▶ TASK DESCRIPTION
Write each line out again exactly as written.

══ DATA SUPPLIED ══

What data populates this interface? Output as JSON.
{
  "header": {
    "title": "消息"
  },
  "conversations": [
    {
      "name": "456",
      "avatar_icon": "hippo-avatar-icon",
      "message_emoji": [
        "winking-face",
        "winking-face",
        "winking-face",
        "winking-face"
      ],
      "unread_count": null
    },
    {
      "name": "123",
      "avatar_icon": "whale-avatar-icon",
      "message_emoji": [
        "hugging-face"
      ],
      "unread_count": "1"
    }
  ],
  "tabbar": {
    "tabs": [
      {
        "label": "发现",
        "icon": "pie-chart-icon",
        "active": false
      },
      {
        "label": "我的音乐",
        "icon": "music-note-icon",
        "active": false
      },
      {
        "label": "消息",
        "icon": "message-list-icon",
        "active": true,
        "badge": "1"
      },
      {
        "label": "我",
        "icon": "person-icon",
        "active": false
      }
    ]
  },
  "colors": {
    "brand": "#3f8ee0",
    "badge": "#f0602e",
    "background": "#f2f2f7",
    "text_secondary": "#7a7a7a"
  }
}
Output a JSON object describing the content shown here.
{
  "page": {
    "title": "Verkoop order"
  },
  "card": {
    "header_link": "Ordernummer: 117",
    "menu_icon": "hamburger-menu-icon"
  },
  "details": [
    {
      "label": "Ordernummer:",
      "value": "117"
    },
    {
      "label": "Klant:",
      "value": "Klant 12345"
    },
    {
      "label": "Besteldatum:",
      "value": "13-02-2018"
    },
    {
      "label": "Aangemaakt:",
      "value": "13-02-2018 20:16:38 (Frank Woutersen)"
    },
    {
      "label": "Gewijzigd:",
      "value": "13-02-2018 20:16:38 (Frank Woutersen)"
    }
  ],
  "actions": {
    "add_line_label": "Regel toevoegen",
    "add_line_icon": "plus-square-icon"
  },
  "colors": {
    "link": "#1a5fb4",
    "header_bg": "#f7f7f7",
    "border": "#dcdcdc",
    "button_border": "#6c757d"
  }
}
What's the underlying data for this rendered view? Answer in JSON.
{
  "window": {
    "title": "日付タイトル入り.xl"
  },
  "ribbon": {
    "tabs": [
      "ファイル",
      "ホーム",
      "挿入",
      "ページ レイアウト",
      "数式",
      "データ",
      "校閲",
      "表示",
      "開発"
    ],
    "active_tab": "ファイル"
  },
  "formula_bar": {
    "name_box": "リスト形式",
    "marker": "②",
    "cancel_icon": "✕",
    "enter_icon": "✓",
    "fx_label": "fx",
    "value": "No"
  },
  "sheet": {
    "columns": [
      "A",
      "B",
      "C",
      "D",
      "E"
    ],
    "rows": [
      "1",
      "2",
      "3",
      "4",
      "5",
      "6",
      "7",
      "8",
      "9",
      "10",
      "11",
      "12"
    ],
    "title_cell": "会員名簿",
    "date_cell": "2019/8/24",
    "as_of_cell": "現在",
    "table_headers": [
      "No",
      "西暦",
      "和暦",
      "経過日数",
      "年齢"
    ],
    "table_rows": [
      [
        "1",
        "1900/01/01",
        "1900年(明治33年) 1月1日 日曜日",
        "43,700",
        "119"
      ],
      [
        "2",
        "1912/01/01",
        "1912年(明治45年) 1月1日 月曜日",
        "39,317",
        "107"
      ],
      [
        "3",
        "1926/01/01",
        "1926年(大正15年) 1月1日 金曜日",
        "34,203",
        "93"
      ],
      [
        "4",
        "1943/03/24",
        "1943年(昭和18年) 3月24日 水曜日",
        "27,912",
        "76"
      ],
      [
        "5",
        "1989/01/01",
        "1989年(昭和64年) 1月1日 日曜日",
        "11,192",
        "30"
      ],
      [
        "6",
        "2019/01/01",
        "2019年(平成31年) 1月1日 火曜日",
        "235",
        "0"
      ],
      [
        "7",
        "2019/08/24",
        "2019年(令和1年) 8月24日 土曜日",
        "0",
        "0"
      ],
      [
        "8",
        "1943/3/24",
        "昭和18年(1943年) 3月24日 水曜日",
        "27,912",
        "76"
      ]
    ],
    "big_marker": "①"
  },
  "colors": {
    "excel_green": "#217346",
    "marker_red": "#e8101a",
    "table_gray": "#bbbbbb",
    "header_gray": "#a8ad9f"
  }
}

═══

▶ OUTPUT OF THE EXERCISE
What data populates this interface? Output as JSON.
{
  "header": {
    "title": "消息"
  },
  "conversations": [
    {
      "name": "456",
      "avatar_icon": "hippo-avatar-icon",
      "message_emoji": [
        "winking-face",
        "winking-face",
        "winking-face",
        "winking-face"
      ],
      "unread_count": null
    },
    {
      "name": "123",
      "avatar_icon": "whale-avatar-icon",
      "message_emoji": [
        "hugging-face"
      ],
      "unread_count": "1"
    }
  ],
  "tabbar": {
    "tabs": [
      {
        "label": "发现",
        "icon": "pie-chart-icon",
        "active": false
      },
      {
        "label": "我的音乐",
        "icon": "music-note-icon",
        "active": false
      },
      {
        "label": "消息",
        "icon": "message-list-icon",
        "active": true,
        "badge": "1"
      },
      {
        "label": "我",
        "icon": "person-icon",
        "active": false
      }
    ]
  },
  "colors": {
    "brand": "#3f8ee0",
    "badge": "#f0602e",
    "background": "#f2f2f7",
    "text_secondary": "#7a7a7a"
  }
}
Output a JSON object describing the content shown here.
{
  "page": {
    "title": "Verkoop order"
  },
  "card": {
    "header_link": "Ordernummer: 117",
    "menu_icon": "hamburger-menu-icon"
  },
  "details": [
    {
      "label": "Ordernummer:",
      "value": "117"
    },
    {
      "label": "Klant:",
      "value": "Klant 12345"
    },
    {
      "label": "Besteldatum:",
      "value": "13-02-2018"
    },
    {
      "label": "Aangemaakt:",
      "value": "13-02-2018 20:16:38 (Frank Woutersen)"
    },
    {
      "label": "Gewijzigd:",
      "value": "13-02-2018 20:16:38 (Frank Woutersen)"
    }
  ],
  "actions": {
    "add_line_label": "Regel toevoegen",
    "add_line_icon": "plus-square-icon"
  },
  "colors": {
    "link": "#1a5fb4",
    "header_bg": "#f7f7f7",
    "border": "#dcdcdc",
    "button_border": "#6c757d"
  }
}
What's the underlying data for this rendered view? Answer in JSON.
{
  "window": {
    "title": "日付タイトル入り.xl"
  },
  "ribbon": {
    "tabs": [
      "ファイル",
      "ホーム",
      "挿入",
      "ページ レイアウト",
      "数式",
      "データ",
      "校閲",
      "表示",
      "開発"
    ],
    "active_tab": "ファイル"
  },
  "formula_bar": {
    "name_box": "リスト形式",
    "marker": "②",
    "cancel_icon": "✕",
    "enter_icon": "✓",
    "fx_label": "fx",
    "value": "No"
  },
  "sheet": {
    "columns": [
      "A",
      "B",
      "C",
      "D",
      "E"
    ],
    "rows": [
      "1",
      "2",
      "3",
      "4",
      "5",
      "6",
      "7",
      "8",
      "9",
      "10",
      "11",
      "12"
    ],
    "title_cell": "会員名簿",
    "date_cell": "2019/8/24",
    "as_of_cell": "現在",
    "table_headers": [
      "No",
      "西暦",
      "和暦",
      "経過日数",
      "年齢"
    ],
    "table_rows": [
      [
        "1",
        "1900/01/01",
        "1900年(明治33年) 1月1日 日曜日",
        "43,700",
        "119"
      ],
      [
        "2",
        "1912/01/01",
        "1912年(明治45年) 1月1日 月曜日",
        "39,317",
        "107"
      ],
      [
        "3",
        "1926/01/01",
        "1926年(大正15年) 1月1日 金曜日",
        "34,203",
        "93"
      ],
      [
        "4",
        "1943/03/24",
        "1943年(昭和18年) 3月24日 水曜日",
        "27,912",
        "76"
      ],
      [
        "5",
        "1989/01/01",
        "1989年(昭和64年) 1月1日 日曜日",
        "11,192",
        "30"
      ],
      [
        "6",
        "2019/01/01",
        "2019年(平成31年) 1月1日 火曜日",
        "235",
        "0"
      ],
      [
        "7",
        "2019/08/24",
        "2019年(令和1年) 8月24日 土曜日",
        "0",
        "0"
      ],
      [
        "8",
        "1943/3/24",
        "昭和18年(1943年) 3月24日 水曜日",
        "27,912",
        "76"
      ]
    ],
    "big_marker": "①"
  },
  "colors": {
    "excel_green": "#217346",
    "marker_red": "#e8101a",
    "table_gray": "#bbbbbb",
    "header_gray": "#a8ad9f"
  }
}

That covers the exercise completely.